Look through the data below. Collect every line where the word "Website" occurs.

## EXERCISE INPUTS:
# # # # #

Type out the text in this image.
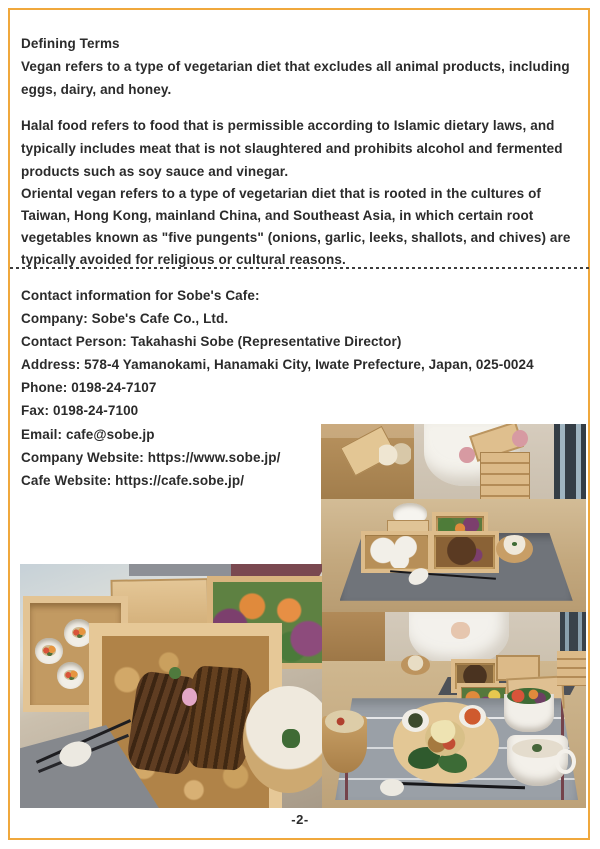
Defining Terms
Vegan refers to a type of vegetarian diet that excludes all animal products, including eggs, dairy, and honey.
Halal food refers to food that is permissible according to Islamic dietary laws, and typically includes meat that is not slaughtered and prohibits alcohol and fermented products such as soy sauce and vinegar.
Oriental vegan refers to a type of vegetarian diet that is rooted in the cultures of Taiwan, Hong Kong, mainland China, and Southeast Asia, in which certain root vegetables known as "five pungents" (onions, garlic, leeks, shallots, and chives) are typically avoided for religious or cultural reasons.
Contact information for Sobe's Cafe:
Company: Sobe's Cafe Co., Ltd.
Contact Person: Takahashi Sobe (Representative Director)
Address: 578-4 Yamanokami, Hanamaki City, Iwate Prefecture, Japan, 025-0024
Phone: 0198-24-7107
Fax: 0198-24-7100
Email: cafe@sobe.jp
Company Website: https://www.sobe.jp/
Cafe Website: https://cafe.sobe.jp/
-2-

# # # # #

## ANSWER BELOW:
Company Website: https://www.sobe.jp/
Cafe Website: https://cafe.sobe.jp/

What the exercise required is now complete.